**What you will do**.
Quote all of the data exactly as given. Skip every picture it contains.

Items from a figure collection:
** start **

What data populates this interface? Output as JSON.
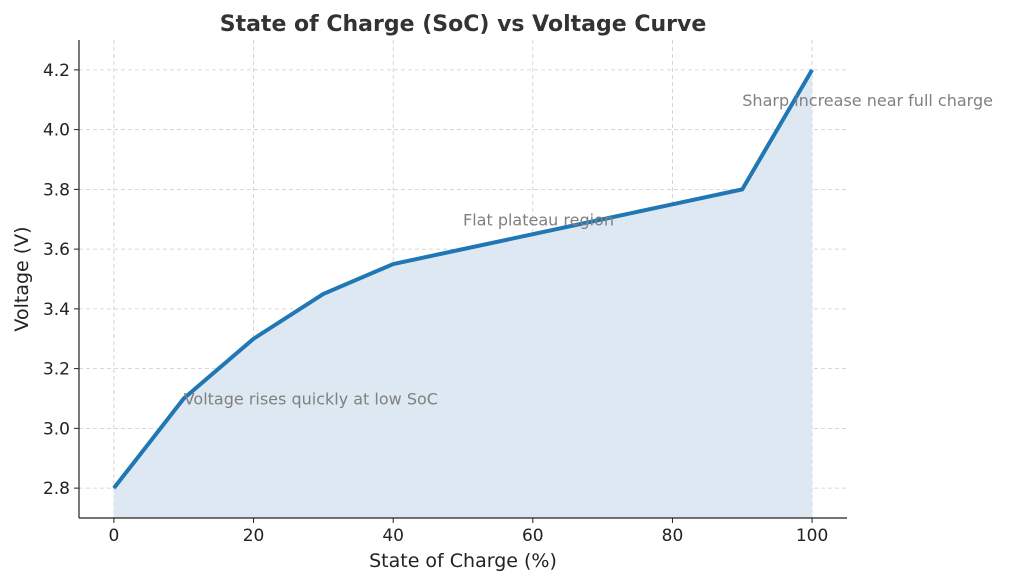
{
  "chart_data": {
    "type": "area",
    "title": "State of Charge (SoC) vs Voltage Curve",
    "xlabel": "State of Charge (%)",
    "ylabel": "Voltage (V)",
    "x": [
      0,
      10,
      20,
      30,
      40,
      50,
      60,
      70,
      80,
      90,
      100
    ],
    "series": [
      {
        "values": [
          2.8,
          3.1,
          3.3,
          3.45,
          3.55,
          3.6,
          3.65,
          3.7,
          3.75,
          3.8,
          4.2
        ],
        "color": "#1f77b4",
        "fill": "#dde8f2"
      }
    ],
    "xlim": [
      -5,
      105
    ],
    "ylim": [
      2.7,
      4.3
    ],
    "xticks": [
      0,
      20,
      40,
      60,
      80,
      100
    ],
    "yticks": [
      2.8,
      3.0,
      3.2,
      3.4,
      3.6,
      3.8,
      4.0,
      4.2
    ],
    "xtick_labels": [
      "0",
      "20",
      "40",
      "60",
      "80",
      "100"
    ],
    "ytick_labels": [
      "2.8",
      "3.0",
      "3.2",
      "3.4",
      "3.6",
      "3.8",
      "4.0",
      "4.2"
    ],
    "grid": true,
    "annotations": [
      {
        "text": "Voltage rises quickly at low SoC",
        "x": 10,
        "y": 3.1
      },
      {
        "text": "Flat plateau region",
        "x": 50,
        "y": 3.7
      },
      {
        "text": "Sharp increase near full charge",
        "x": 90,
        "y": 4.1
      }
    ]
  }
}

** end **

**Task response**.
What data populates this interface? Output as JSON.
{
  "chart_data": {
    "type": "area",
    "title": "State of Charge (SoC) vs Voltage Curve",
    "xlabel": "State of Charge (%)",
    "ylabel": "Voltage (V)",
    "x": [
      0,
      10,
      20,
      30,
      40,
      50,
      60,
      70,
      80,
      90,
      100
    ],
    "series": [
      {
        "values": [
          2.8,
          3.1,
          3.3,
          3.45,
          3.55,
          3.6,
          3.65,
          3.7,
          3.75,
          3.8,
          4.2
        ],
        "color": "#1f77b4",
        "fill": "#dde8f2"
      }
    ],
    "xlim": [
      -5,
      105
    ],
    "ylim": [
      2.7,
      4.3
    ],
    "xticks": [
      0,
      20,
      40,
      60,
      80,
      100
    ],
    "yticks": [
      2.8,
      3.0,
      3.2,
      3.4,
      3.6,
      3.8,
      4.0,
      4.2
    ],
    "xtick_labels": [
      "0",
      "20",
      "40",
      "60",
      "80",
      "100"
    ],
    "ytick_labels": [
      "2.8",
      "3.0",
      "3.2",
      "3.4",
      "3.6",
      "3.8",
      "4.0",
      "4.2"
    ],
    "grid": true,
    "annotations": [
      {
        "text": "Voltage rises quickly at low SoC",
        "x": 10,
        "y": 3.1
      },
      {
        "text": "Flat plateau region",
        "x": 50,
        "y": 3.7
      },
      {
        "text": "Sharp increase near full charge",
        "x": 90,
        "y": 4.1
      }
    ]
  }
}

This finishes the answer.